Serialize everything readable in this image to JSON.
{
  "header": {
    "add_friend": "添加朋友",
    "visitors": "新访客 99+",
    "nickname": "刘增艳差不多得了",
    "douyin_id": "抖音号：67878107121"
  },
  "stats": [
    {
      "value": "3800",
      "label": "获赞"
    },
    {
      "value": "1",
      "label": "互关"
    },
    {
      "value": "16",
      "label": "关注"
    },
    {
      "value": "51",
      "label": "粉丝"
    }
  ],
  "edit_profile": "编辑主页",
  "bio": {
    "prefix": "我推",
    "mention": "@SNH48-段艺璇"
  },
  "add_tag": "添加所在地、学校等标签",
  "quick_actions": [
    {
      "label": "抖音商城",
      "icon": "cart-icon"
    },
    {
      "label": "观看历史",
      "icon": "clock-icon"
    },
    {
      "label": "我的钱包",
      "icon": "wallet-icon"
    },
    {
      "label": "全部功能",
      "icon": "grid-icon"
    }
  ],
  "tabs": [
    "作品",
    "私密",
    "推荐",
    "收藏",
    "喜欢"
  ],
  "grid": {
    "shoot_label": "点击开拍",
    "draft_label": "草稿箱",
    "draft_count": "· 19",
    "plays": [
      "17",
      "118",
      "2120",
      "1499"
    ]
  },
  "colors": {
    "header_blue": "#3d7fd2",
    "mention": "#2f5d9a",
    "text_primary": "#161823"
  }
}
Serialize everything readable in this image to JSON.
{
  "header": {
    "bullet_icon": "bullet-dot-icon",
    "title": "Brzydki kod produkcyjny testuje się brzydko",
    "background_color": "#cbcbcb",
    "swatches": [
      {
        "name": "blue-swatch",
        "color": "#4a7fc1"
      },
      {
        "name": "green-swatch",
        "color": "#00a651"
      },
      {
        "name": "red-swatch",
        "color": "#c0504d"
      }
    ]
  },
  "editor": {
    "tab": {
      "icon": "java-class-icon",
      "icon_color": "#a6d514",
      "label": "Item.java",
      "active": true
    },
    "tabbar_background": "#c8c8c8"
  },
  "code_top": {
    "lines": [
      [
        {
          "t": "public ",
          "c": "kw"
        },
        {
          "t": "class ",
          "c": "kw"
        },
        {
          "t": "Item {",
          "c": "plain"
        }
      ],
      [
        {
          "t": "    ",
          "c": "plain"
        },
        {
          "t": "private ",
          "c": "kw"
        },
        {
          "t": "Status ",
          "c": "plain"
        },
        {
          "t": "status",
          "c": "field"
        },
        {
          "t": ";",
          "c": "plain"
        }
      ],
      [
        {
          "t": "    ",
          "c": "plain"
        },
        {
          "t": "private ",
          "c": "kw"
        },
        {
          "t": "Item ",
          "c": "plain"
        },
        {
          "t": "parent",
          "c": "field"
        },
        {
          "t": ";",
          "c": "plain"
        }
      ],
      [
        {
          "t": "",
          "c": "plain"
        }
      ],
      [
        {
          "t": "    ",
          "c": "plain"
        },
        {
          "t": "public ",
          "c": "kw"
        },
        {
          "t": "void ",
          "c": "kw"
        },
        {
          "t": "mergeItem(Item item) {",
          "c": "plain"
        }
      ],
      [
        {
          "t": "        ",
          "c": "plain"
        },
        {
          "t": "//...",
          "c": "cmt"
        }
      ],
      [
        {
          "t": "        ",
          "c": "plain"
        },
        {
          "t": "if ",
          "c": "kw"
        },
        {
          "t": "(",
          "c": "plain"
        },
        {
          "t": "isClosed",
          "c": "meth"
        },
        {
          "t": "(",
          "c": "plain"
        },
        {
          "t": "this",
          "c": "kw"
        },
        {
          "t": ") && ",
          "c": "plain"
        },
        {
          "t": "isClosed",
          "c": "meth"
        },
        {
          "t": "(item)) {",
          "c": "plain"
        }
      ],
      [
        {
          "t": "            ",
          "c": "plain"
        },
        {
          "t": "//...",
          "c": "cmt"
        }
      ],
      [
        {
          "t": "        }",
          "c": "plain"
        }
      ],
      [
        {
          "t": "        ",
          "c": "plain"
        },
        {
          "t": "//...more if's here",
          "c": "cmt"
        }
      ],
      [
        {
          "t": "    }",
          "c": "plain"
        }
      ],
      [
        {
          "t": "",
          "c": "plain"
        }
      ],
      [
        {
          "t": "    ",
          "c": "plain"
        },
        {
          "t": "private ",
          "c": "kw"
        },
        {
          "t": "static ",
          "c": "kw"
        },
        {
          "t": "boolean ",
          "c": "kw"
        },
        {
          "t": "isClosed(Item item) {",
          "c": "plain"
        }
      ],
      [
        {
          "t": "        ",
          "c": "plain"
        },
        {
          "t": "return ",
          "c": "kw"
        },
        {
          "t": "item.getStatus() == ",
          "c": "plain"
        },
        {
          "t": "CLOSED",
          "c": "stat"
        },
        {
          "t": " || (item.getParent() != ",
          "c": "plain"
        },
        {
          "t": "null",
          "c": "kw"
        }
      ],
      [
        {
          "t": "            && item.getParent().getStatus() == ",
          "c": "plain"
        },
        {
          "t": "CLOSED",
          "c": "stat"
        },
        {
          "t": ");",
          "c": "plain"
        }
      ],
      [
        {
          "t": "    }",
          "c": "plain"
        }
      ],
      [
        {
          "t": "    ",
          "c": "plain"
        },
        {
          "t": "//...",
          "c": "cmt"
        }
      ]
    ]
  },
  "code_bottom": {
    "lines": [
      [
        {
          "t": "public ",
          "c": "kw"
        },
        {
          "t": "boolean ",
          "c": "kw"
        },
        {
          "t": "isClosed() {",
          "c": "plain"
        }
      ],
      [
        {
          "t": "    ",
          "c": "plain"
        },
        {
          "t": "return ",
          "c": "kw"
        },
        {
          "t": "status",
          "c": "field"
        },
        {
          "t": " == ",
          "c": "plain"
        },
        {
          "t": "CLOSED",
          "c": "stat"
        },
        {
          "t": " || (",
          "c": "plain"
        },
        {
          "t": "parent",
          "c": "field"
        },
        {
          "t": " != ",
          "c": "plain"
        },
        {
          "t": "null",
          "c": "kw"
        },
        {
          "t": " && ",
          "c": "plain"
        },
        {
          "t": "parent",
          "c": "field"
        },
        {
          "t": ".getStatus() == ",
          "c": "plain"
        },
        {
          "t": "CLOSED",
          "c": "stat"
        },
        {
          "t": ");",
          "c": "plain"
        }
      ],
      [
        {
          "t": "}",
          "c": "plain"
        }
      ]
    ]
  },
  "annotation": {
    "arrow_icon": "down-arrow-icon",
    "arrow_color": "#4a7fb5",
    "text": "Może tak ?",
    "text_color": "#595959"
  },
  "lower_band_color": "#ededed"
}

What the task requires: Copy out the material above in its entirety. Every detail must match.

The answer:
Serialize everything readable in this image to JSON.
{
  "header": {
    "add_friend": "添加朋友",
    "visitors": "新访客 99+",
    "nickname": "刘增艳差不多得了",
    "douyin_id": "抖音号：67878107121"
  },
  "stats": [
    {
      "value": "3800",
      "label": "获赞"
    },
    {
      "value": "1",
      "label": "互关"
    },
    {
      "value": "16",
      "label": "关注"
    },
    {
      "value": "51",
      "label": "粉丝"
    }
  ],
  "edit_profile": "编辑主页",
  "bio": {
    "prefix": "我推",
    "mention": "@SNH48-段艺璇"
  },
  "add_tag": "添加所在地、学校等标签",
  "quick_actions": [
    {
      "label": "抖音商城",
      "icon": "cart-icon"
    },
    {
      "label": "观看历史",
      "icon": "clock-icon"
    },
    {
      "label": "我的钱包",
      "icon": "wallet-icon"
    },
    {
      "label": "全部功能",
      "icon": "grid-icon"
    }
  ],
  "tabs": [
    "作品",
    "私密",
    "推荐",
    "收藏",
    "喜欢"
  ],
  "grid": {
    "shoot_label": "点击开拍",
    "draft_label": "草稿箱",
    "draft_count": "· 19",
    "plays": [
      "17",
      "118",
      "2120",
      "1499"
    ]
  },
  "colors": {
    "header_blue": "#3d7fd2",
    "mention": "#2f5d9a",
    "text_primary": "#161823"
  }
}
Serialize everything readable in this image to JSON.
{
  "header": {
    "bullet_icon": "bullet-dot-icon",
    "title": "Brzydki kod produkcyjny testuje się brzydko",
    "background_color": "#cbcbcb",
    "swatches": [
      {
        "name": "blue-swatch",
        "color": "#4a7fc1"
      },
      {
        "name": "green-swatch",
        "color": "#00a651"
      },
      {
        "name": "red-swatch",
        "color": "#c0504d"
      }
    ]
  },
  "editor": {
    "tab": {
      "icon": "java-class-icon",
      "icon_color": "#a6d514",
      "label": "Item.java",
      "active": true
    },
    "tabbar_background": "#c8c8c8"
  },
  "code_top": {
    "lines": [
      [
        {
          "t": "public ",
          "c": "kw"
        },
        {
          "t": "class ",
          "c": "kw"
        },
        {
          "t": "Item {",
          "c": "plain"
        }
      ],
      [
        {
          "t": "    ",
          "c": "plain"
        },
        {
          "t": "private ",
          "c": "kw"
        },
        {
          "t": "Status ",
          "c": "plain"
        },
        {
          "t": "status",
          "c": "field"
        },
        {
          "t": ";",
          "c": "plain"
        }
      ],
      [
        {
          "t": "    ",
          "c": "plain"
        },
        {
          "t": "private ",
          "c": "kw"
        },
        {
          "t": "Item ",
          "c": "plain"
        },
        {
          "t": "parent",
          "c": "field"
        },
        {
          "t": ";",
          "c": "plain"
        }
      ],
      [
        {
          "t": "",
          "c": "plain"
        }
      ],
      [
        {
          "t": "    ",
          "c": "plain"
        },
        {
          "t": "public ",
          "c": "kw"
        },
        {
          "t": "void ",
          "c": "kw"
        },
        {
          "t": "mergeItem(Item item) {",
          "c": "plain"
        }
      ],
      [
        {
          "t": "        ",
          "c": "plain"
        },
        {
          "t": "//...",
          "c": "cmt"
        }
      ],
      [
        {
          "t": "        ",
          "c": "plain"
        },
        {
          "t": "if ",
          "c": "kw"
        },
        {
          "t": "(",
          "c": "plain"
        },
        {
          "t": "isClosed",
          "c": "meth"
        },
        {
          "t": "(",
          "c": "plain"
        },
        {
          "t": "this",
          "c": "kw"
        },
        {
          "t": ") && ",
          "c": "plain"
        },
        {
          "t": "isClosed",
          "c": "meth"
        },
        {
          "t": "(item)) {",
          "c": "plain"
        }
      ],
      [
        {
          "t": "            ",
          "c": "plain"
        },
        {
          "t": "//...",
          "c": "cmt"
        }
      ],
      [
        {
          "t": "        }",
          "c": "plain"
        }
      ],
      [
        {
          "t": "        ",
          "c": "plain"
        },
        {
          "t": "//...more if's here",
          "c": "cmt"
        }
      ],
      [
        {
          "t": "    }",
          "c": "plain"
        }
      ],
      [
        {
          "t": "",
          "c": "plain"
        }
      ],
      [
        {
          "t": "    ",
          "c": "plain"
        },
        {
          "t": "private ",
          "c": "kw"
        },
        {
          "t": "static ",
          "c": "kw"
        },
        {
          "t": "boolean ",
          "c": "kw"
        },
        {
          "t": "isClosed(Item item) {",
          "c": "plain"
        }
      ],
      [
        {
          "t": "        ",
          "c": "plain"
        },
        {
          "t": "return ",
          "c": "kw"
        },
        {
          "t": "item.getStatus() == ",
          "c": "plain"
        },
        {
          "t": "CLOSED",
          "c": "stat"
        },
        {
          "t": " || (item.getParent() != ",
          "c": "plain"
        },
        {
          "t": "null",
          "c": "kw"
        }
      ],
      [
        {
          "t": "            && item.getParent().getStatus() == ",
          "c": "plain"
        },
        {
          "t": "CLOSED",
          "c": "stat"
        },
        {
          "t": ");",
          "c": "plain"
        }
      ],
      [
        {
          "t": "    }",
          "c": "plain"
        }
      ],
      [
        {
          "t": "    ",
          "c": "plain"
        },
        {
          "t": "//...",
          "c": "cmt"
        }
      ]
    ]
  },
  "code_bottom": {
    "lines": [
      [
        {
          "t": "public ",
          "c": "kw"
        },
        {
          "t": "boolean ",
          "c": "kw"
        },
        {
          "t": "isClosed() {",
          "c": "plain"
        }
      ],
      [
        {
          "t": "    ",
          "c": "plain"
        },
        {
          "t": "return ",
          "c": "kw"
        },
        {
          "t": "status",
          "c": "field"
        },
        {
          "t": " == ",
          "c": "plain"
        },
        {
          "t": "CLOSED",
          "c": "stat"
        },
        {
          "t": " || (",
          "c": "plain"
        },
        {
          "t": "parent",
          "c": "field"
        },
        {
          "t": " != ",
          "c": "plain"
        },
        {
          "t": "null",
          "c": "kw"
        },
        {
          "t": " && ",
          "c": "plain"
        },
        {
          "t": "parent",
          "c": "field"
        },
        {
          "t": ".getStatus() == ",
          "c": "plain"
        },
        {
          "t": "CLOSED",
          "c": "stat"
        },
        {
          "t": ");",
          "c": "plain"
        }
      ],
      [
        {
          "t": "}",
          "c": "plain"
        }
      ]
    ]
  },
  "annotation": {
    "arrow_icon": "down-arrow-icon",
    "arrow_color": "#4a7fb5",
    "text": "Może tak ?",
    "text_color": "#595959"
  },
  "lower_band_color": "#ededed"
}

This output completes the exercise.